— Start THE DATA —

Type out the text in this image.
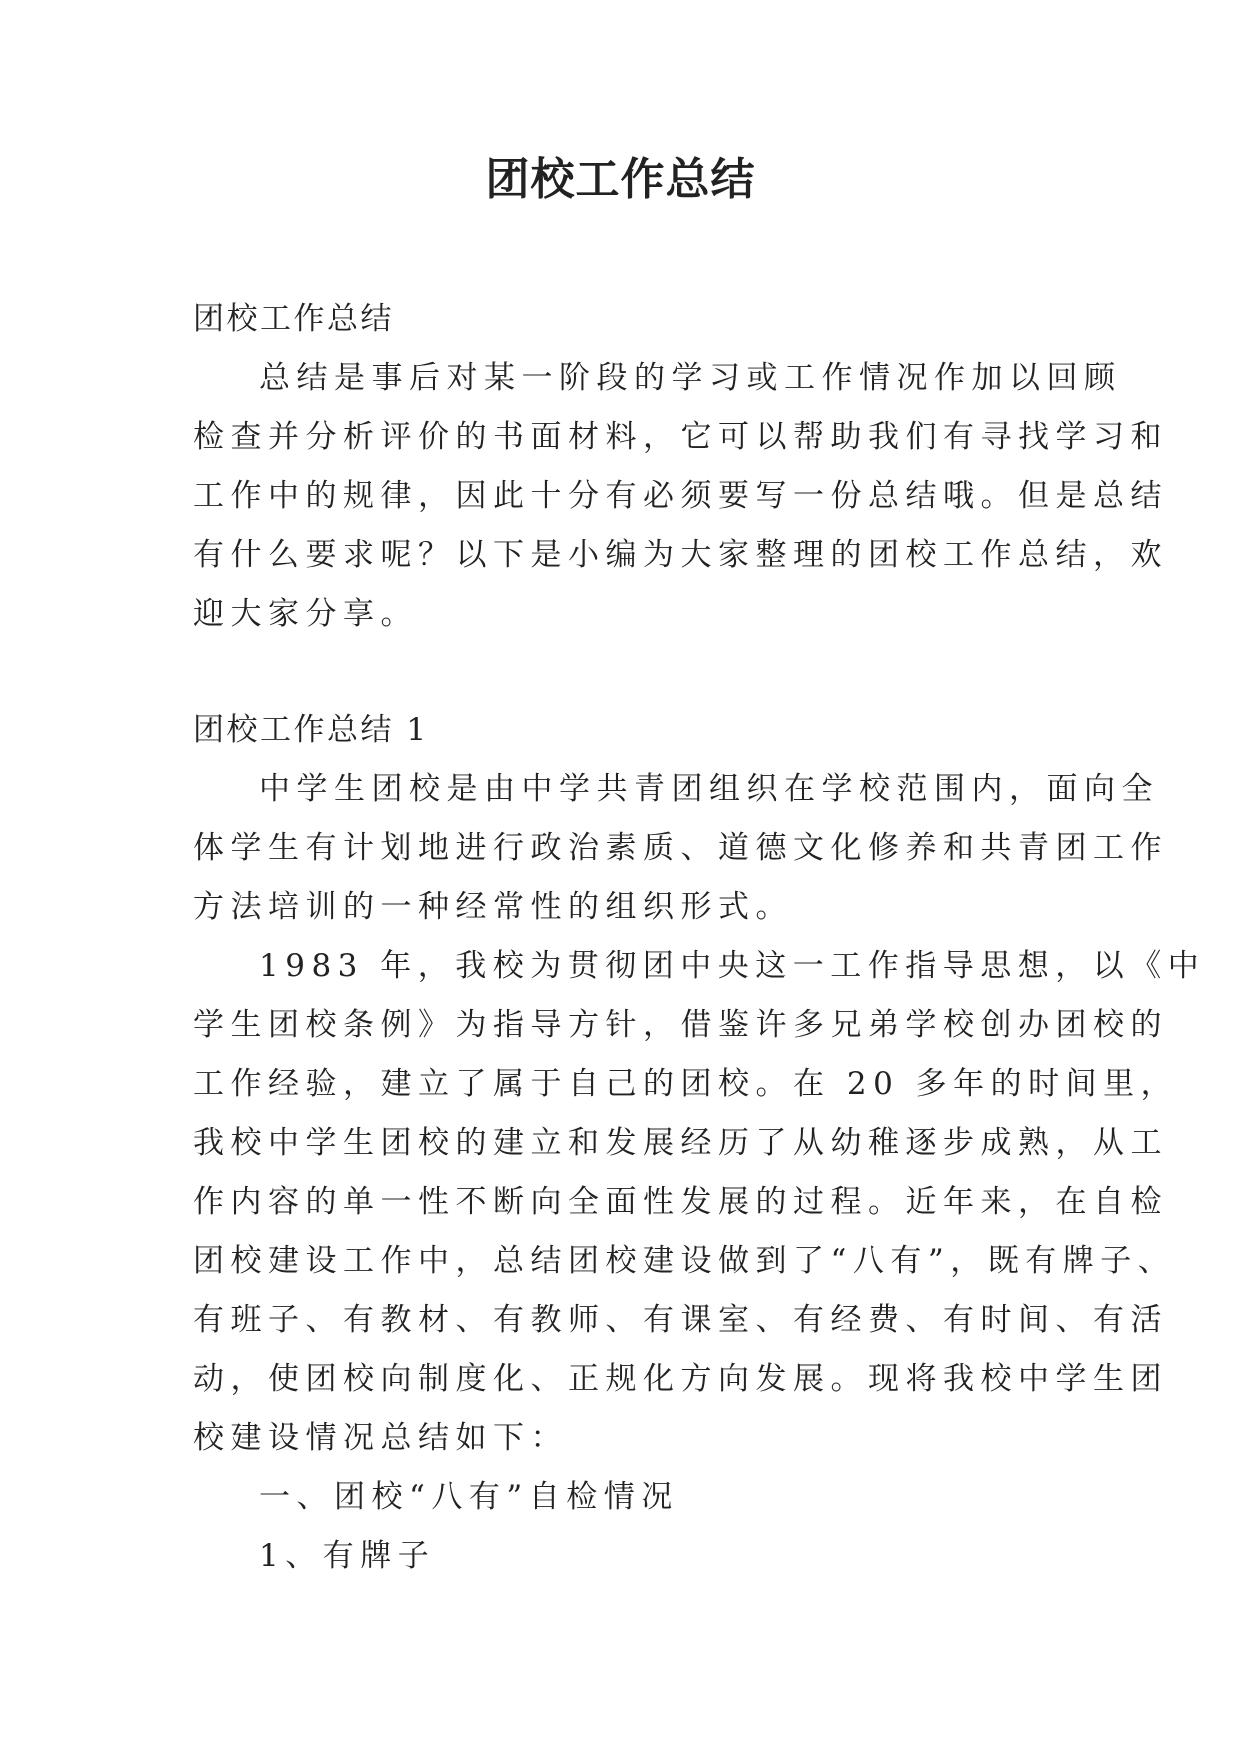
团校工作总结

团校工作总结

总结是事后对某一阶段的学习或工作情况作加以回顾

检查并分析评价的书面材料，它可以帮助我们有寻找学习和

工作中的规律，因此十分有必须要写一份总结哦。但是总结

有什么要求呢？以下是小编为大家整理的团校工作总结，欢

迎大家分享。

团校工作总结 1

中学生团校是由中学共青团组织在学校范围内，面向全

体学生有计划地进行政治素质、道德文化修养和共青团工作

方法培训的一种经常性的组织形式。

1983 年，我校为贯彻团中央这一工作指导思想，以《中

学生团校条例》为指导方针，借鉴许多兄弟学校创办团校的

工作经验，建立了属于自己的团校。在 20 多年的时间里，

我校中学生团校的建立和发展经历了从幼稚逐步成熟，从工

作内容的单一性不断向全面性发展的过程。近年来，在自检

团校建设工作中，总结团校建设做到了“八有”，既有牌子、

有班子、有教材、有教师、有课室、有经费、有时间、有活

动，使团校向制度化、正规化方向发展。现将我校中学生团

校建设情况总结如下：

一、团校“八有”自检情况

1、有牌子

— End THE DATA —

(TASK BRIEF) Extract the full listing above verbatim; pictures are to be left out of the copy.

(RESPONSE FOR THIS EXERCISE)
Type out the text in this image.
团校工作总结

团校工作总结

总结是事后对某一阶段的学习或工作情况作加以回顾

检查并分析评价的书面材料，它可以帮助我们有寻找学习和

工作中的规律，因此十分有必须要写一份总结哦。但是总结

有什么要求呢？以下是小编为大家整理的团校工作总结，欢

迎大家分享。

团校工作总结 1

中学生团校是由中学共青团组织在学校范围内，面向全

体学生有计划地进行政治素质、道德文化修养和共青团工作

方法培训的一种经常性的组织形式。

1983 年，我校为贯彻团中央这一工作指导思想，以《中

学生团校条例》为指导方针，借鉴许多兄弟学校创办团校的

工作经验，建立了属于自己的团校。在 20 多年的时间里，

我校中学生团校的建立和发展经历了从幼稚逐步成熟，从工

作内容的单一性不断向全面性发展的过程。近年来，在自检

团校建设工作中，总结团校建设做到了“八有”，既有牌子、

有班子、有教材、有教师、有课室、有经费、有时间、有活

动，使团校向制度化、正规化方向发展。现将我校中学生团

校建设情况总结如下：

一、团校“八有”自检情况

1、有牌子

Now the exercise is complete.